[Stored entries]
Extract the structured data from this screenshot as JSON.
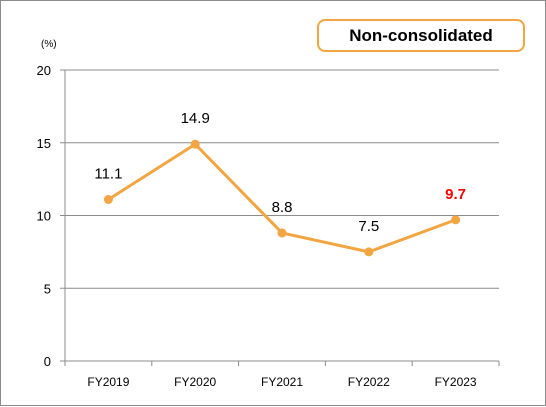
{
  "badge": "Non-consolidated",
  "chart_data": {
    "type": "line",
    "unit_label": "(%)",
    "categories": [
      "FY2019",
      "FY2020",
      "FY2021",
      "FY2022",
      "FY2023"
    ],
    "series": [
      {
        "values": [
          11.1,
          14.9,
          8.8,
          7.5,
          9.7
        ],
        "color": "#f2a541"
      }
    ],
    "ylim": [
      0,
      20
    ],
    "yticks": [
      0,
      5,
      10,
      15,
      20
    ],
    "grid": true,
    "highlight": {
      "index": 4,
      "color": "#ff0000"
    }
  }
}
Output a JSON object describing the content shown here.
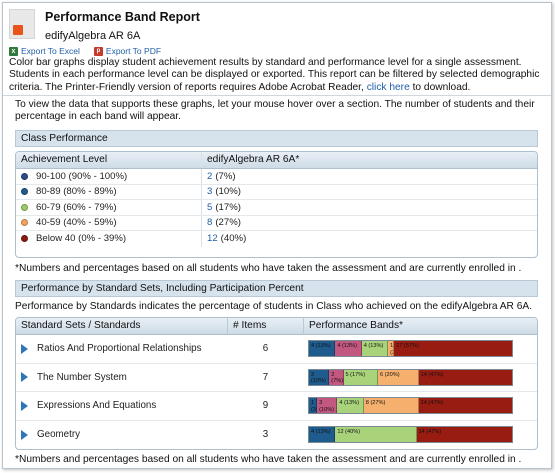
{
  "header": {
    "title": "Performance Band Report",
    "subtitle": "edifyAlgebra AR 6A",
    "export_excel": "Export To Excel",
    "export_pdf": "Export To PDF",
    "description": "Color bar graphs display student achievement results by standard and performance level for a single assessment. Students in each performance level can be displayed or exported. This report can be filtered by selected demographic criteria. The Printer-Friendly version of reports requires Adobe Acrobat Reader,",
    "click_here": "click here",
    "description_tail": "to download."
  },
  "hint": "To view the data that supports these graphs, let your mouse hover over a section. The number of students and their percentage in each band will appear.",
  "class_performance": {
    "section_title": "Class Performance",
    "col_level": "Achievement Level",
    "col_assessment": "edifyAlgebra AR 6A*",
    "rows": [
      {
        "label": "90-100 (90% - 100%)",
        "count": "2",
        "pct": "(7%)",
        "color": "#2e4a8a"
      },
      {
        "label": "80-89 (80% - 89%)",
        "count": "3",
        "pct": "(10%)",
        "color": "#1f5c8e"
      },
      {
        "label": "60-79 (60% - 79%)",
        "count": "5",
        "pct": "(17%)",
        "color": "#9ccc65"
      },
      {
        "label": "40-59 (40% - 59%)",
        "count": "8",
        "pct": "(27%)",
        "color": "#f5a25d"
      },
      {
        "label": "Below 40 (0% - 39%)",
        "count": "12",
        "pct": "(40%)",
        "color": "#8b1a10"
      }
    ],
    "note": "*Numbers and percentages based on all students who have taken the assessment and are currently enrolled in ."
  },
  "standards": {
    "section_title": "Performance by Standard Sets, Including Participation Percent",
    "intro": "Performance by Standards indicates the percentage of students in Class who achieved on the edifyAlgebra AR 6A.",
    "col_name": "Standard Sets / Standards",
    "col_items": "# Items",
    "col_bands": "Performance Bands*",
    "rows": [
      {
        "name": "Ratios And Proportional Relationships",
        "items": "6",
        "segments": [
          {
            "label": "4 (13%)",
            "pct": 13,
            "color": "#1f5c8e"
          },
          {
            "label": "4 (13%)",
            "pct": 13,
            "color": "#c2577f"
          },
          {
            "label": "4 (13%)",
            "pct": 13,
            "color": "#a8d37a"
          },
          {
            "label": "1 (3%)",
            "pct": 3,
            "color": "#f5b06e"
          },
          {
            "label": "17 (57%)",
            "pct": 58,
            "color": "#981c12"
          }
        ]
      },
      {
        "name": "The Number System",
        "items": "7",
        "segments": [
          {
            "label": "3 (10%)",
            "pct": 10,
            "color": "#1f5c8e"
          },
          {
            "label": "2 (7%)",
            "pct": 7,
            "color": "#c2577f"
          },
          {
            "label": "5 (17%)",
            "pct": 17,
            "color": "#a8d37a"
          },
          {
            "label": "6 (20%)",
            "pct": 20,
            "color": "#f5b06e"
          },
          {
            "label": "14 (47%)",
            "pct": 46,
            "color": "#981c12"
          }
        ]
      },
      {
        "name": "Expressions And Equations",
        "items": "9",
        "segments": [
          {
            "label": "1 (3%)",
            "pct": 4,
            "color": "#1f5c8e"
          },
          {
            "label": "3 (10%)",
            "pct": 10,
            "color": "#c2577f"
          },
          {
            "label": "4 (13%)",
            "pct": 13,
            "color": "#a8d37a"
          },
          {
            "label": "8 (27%)",
            "pct": 27,
            "color": "#f5b06e"
          },
          {
            "label": "14 (47%)",
            "pct": 46,
            "color": "#981c12"
          }
        ]
      },
      {
        "name": "Geometry",
        "items": "3",
        "segments": [
          {
            "label": "4 (13%)",
            "pct": 13,
            "color": "#1f5c8e"
          },
          {
            "label": "12 (40%)",
            "pct": 40,
            "color": "#a8d37a"
          },
          {
            "label": "14 (47%)",
            "pct": 47,
            "color": "#981c12"
          }
        ]
      }
    ],
    "note": "*Numbers and percentages based on all students who have taken the assessment and are currently enrolled in ."
  }
}
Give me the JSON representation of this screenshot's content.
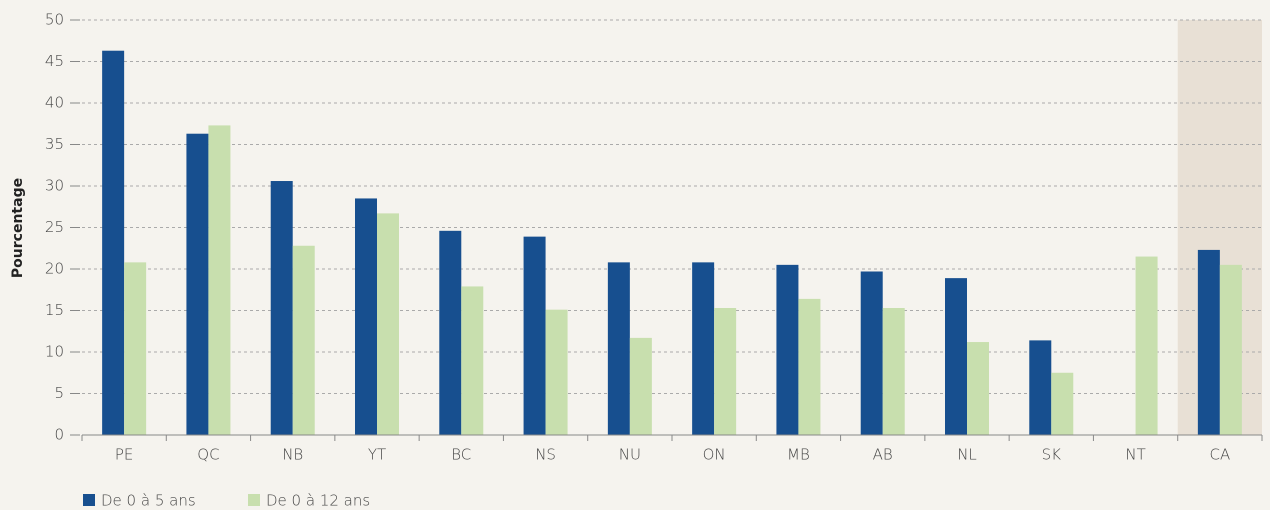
{
  "chart_data": {
    "type": "bar",
    "y_label": "Pourcentage",
    "categories": [
      "PE",
      "QC",
      "NB",
      "YT",
      "BC",
      "NS",
      "NU",
      "ON",
      "MB",
      "AB",
      "NL",
      "SK",
      "NT",
      "CA"
    ],
    "series": [
      {
        "name": "De 0 à 5 ans",
        "color": "#174f8f",
        "values": [
          46.3,
          36.3,
          30.6,
          28.5,
          24.6,
          23.9,
          20.8,
          20.8,
          20.5,
          19.7,
          18.9,
          11.4,
          null,
          22.3
        ]
      },
      {
        "name": "De 0 à 12 ans",
        "color": "#c8dfae",
        "values": [
          20.8,
          37.3,
          22.8,
          26.7,
          17.9,
          15.1,
          11.7,
          15.3,
          16.4,
          15.3,
          11.2,
          7.5,
          21.5,
          20.5
        ]
      }
    ],
    "ylim": [
      0,
      50
    ],
    "yticks": [
      0,
      5,
      10,
      15,
      20,
      25,
      30,
      35,
      40,
      45,
      50
    ],
    "grid": true,
    "highlight": "CA",
    "highlight_color": "#e8e0d5",
    "legend": "bottom-left"
  }
}
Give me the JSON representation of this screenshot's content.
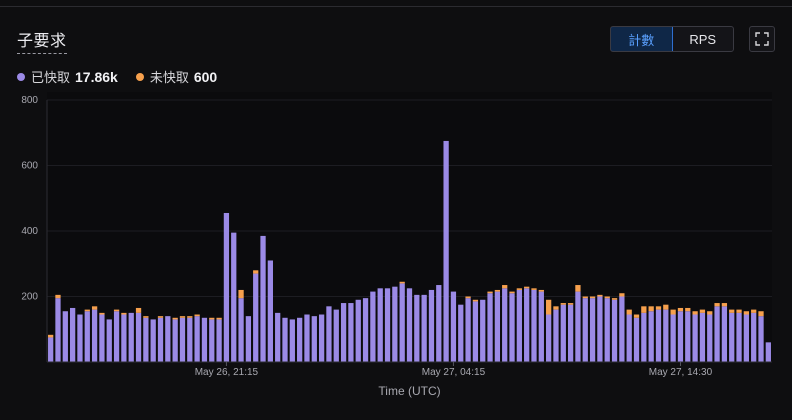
{
  "panel": {
    "title": "子要求"
  },
  "toggle": {
    "count_label": "計數",
    "rps_label": "RPS",
    "active": "count"
  },
  "expand_icon": "expand-icon",
  "legend": {
    "fetched": {
      "label": "已快取",
      "value": "17.86k",
      "color": "#9b8ae6"
    },
    "unfetched": {
      "label": "未快取",
      "value": "600",
      "color": "#f6a04d"
    }
  },
  "chart_data": {
    "type": "bar",
    "stacked": true,
    "xlabel": "Time (UTC)",
    "ylabel": "",
    "ylim": [
      0,
      800
    ],
    "yticks": [
      200,
      400,
      600,
      800
    ],
    "grid": true,
    "xtick_labels": [
      {
        "label": "May 26, 21:15",
        "index": 24
      },
      {
        "label": "May 27, 04:15",
        "index": 55
      },
      {
        "label": "May 27, 14:30",
        "index": 86
      }
    ],
    "series": [
      {
        "name": "已快取",
        "color": "#9b8ae6",
        "values": [
          75,
          195,
          155,
          165,
          145,
          155,
          160,
          145,
          130,
          155,
          145,
          150,
          150,
          135,
          130,
          135,
          140,
          130,
          135,
          135,
          140,
          135,
          130,
          130,
          455,
          395,
          195,
          140,
          270,
          385,
          310,
          150,
          135,
          130,
          135,
          145,
          140,
          145,
          170,
          160,
          180,
          180,
          190,
          195,
          215,
          225,
          225,
          230,
          240,
          225,
          205,
          205,
          220,
          235,
          675,
          215,
          175,
          195,
          185,
          190,
          210,
          215,
          225,
          210,
          220,
          225,
          220,
          215,
          145,
          160,
          175,
          175,
          215,
          195,
          195,
          200,
          195,
          190,
          200,
          145,
          135,
          150,
          155,
          160,
          160,
          145,
          155,
          155,
          145,
          150,
          145,
          170,
          170,
          150,
          150,
          145,
          150,
          140,
          60
        ]
      },
      {
        "name": "未快取",
        "color": "#f6a04d",
        "values": [
          8,
          10,
          0,
          0,
          0,
          5,
          10,
          5,
          0,
          5,
          5,
          0,
          15,
          5,
          0,
          5,
          0,
          5,
          5,
          5,
          5,
          0,
          5,
          5,
          0,
          0,
          25,
          0,
          10,
          0,
          0,
          0,
          0,
          0,
          0,
          0,
          0,
          0,
          0,
          0,
          0,
          0,
          0,
          0,
          0,
          0,
          0,
          0,
          5,
          0,
          0,
          0,
          0,
          0,
          0,
          0,
          0,
          5,
          5,
          0,
          5,
          5,
          10,
          5,
          5,
          5,
          5,
          5,
          45,
          10,
          5,
          5,
          20,
          5,
          5,
          5,
          5,
          5,
          10,
          15,
          10,
          20,
          15,
          10,
          15,
          15,
          10,
          10,
          10,
          10,
          10,
          10,
          10,
          10,
          10,
          10,
          10,
          15,
          0
        ]
      }
    ]
  }
}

== Instruction ==
Copy out every line where the word "JSON" occurs.

== Exercise output ==
Extract the structured data from this screenshot as JSON.
Output a JSON object describing the content shown here.
Give me the JSON representation of this screenshot's content.
Give me the JSON representation of this screenshot's content.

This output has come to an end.